[Dataset items]
◇ ◇ ◇
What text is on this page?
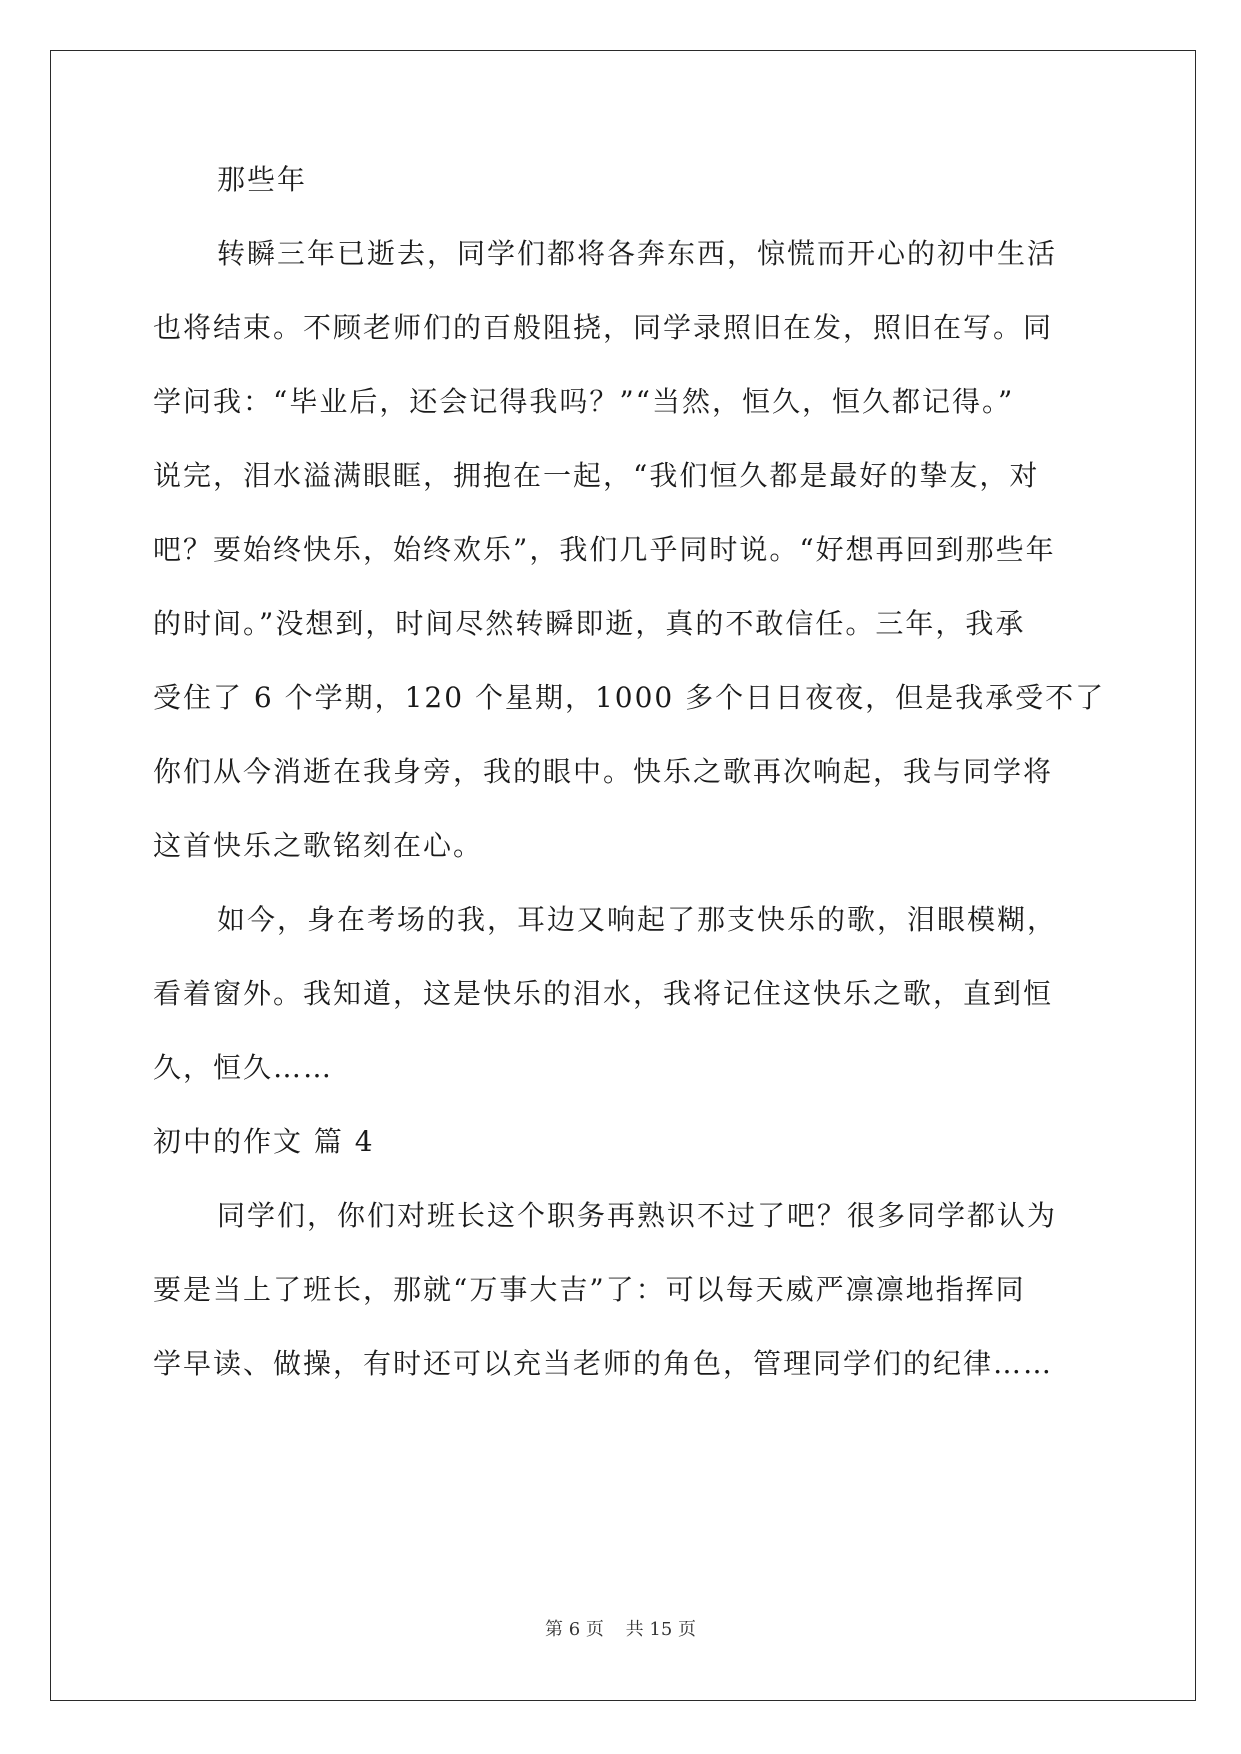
那些年
转瞬三年已逝去，同学们都将各奔东西，惊慌而开心的初中生活
也将结束。不顾老师们的百般阻挠，同学录照旧在发，照旧在写。同
学问我：“毕业后，还会记得我吗？”“当然，恒久，恒久都记得。”
说完，泪水溢满眼眶，拥抱在一起，“我们恒久都是最好的挚友，对
吧？要始终快乐，始终欢乐”，我们几乎同时说。“好想再回到那些年
的时间。”没想到，时间尽然转瞬即逝，真的不敢信任。三年，我承
受住了 6 个学期，120 个星期，1000 多个日日夜夜，但是我承受不了
你们从今消逝在我身旁，我的眼中。快乐之歌再次响起，我与同学将
这首快乐之歌铭刻在心。
如今，身在考场的我，耳边又响起了那支快乐的歌，泪眼模糊，
看着窗外。我知道，这是快乐的泪水，我将记住这快乐之歌，直到恒
久，恒久……
初中的作文 篇 4
同学们，你们对班长这个职务再熟识不过了吧？很多同学都认为
要是当上了班长，那就“万事大吉”了：可以每天威严凛凛地指挥同
学早读、做操，有时还可以充当老师的角色，管理同学们的纪律……
第 6 页 共 15 页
◇ ◇ ◇
◆ Task details:
Repeat the data exactly in full, omitting its pictures.

◆ Result:
What text is on this page?
那些年
转瞬三年已逝去，同学们都将各奔东西，惊慌而开心的初中生活
也将结束。不顾老师们的百般阻挠，同学录照旧在发，照旧在写。同
学问我：“毕业后，还会记得我吗？”“当然，恒久，恒久都记得。”
说完，泪水溢满眼眶，拥抱在一起，“我们恒久都是最好的挚友，对
吧？要始终快乐，始终欢乐”，我们几乎同时说。“好想再回到那些年
的时间。”没想到，时间尽然转瞬即逝，真的不敢信任。三年，我承
受住了 6 个学期，120 个星期，1000 多个日日夜夜，但是我承受不了
你们从今消逝在我身旁，我的眼中。快乐之歌再次响起，我与同学将
这首快乐之歌铭刻在心。
如今，身在考场的我，耳边又响起了那支快乐的歌，泪眼模糊，
看着窗外。我知道，这是快乐的泪水，我将记住这快乐之歌，直到恒
久，恒久……
初中的作文 篇 4
同学们，你们对班长这个职务再熟识不过了吧？很多同学都认为
要是当上了班长，那就“万事大吉”了：可以每天威严凛凛地指挥同
学早读、做操，有时还可以充当老师的角色，管理同学们的纪律……
第 6 页 共 15 页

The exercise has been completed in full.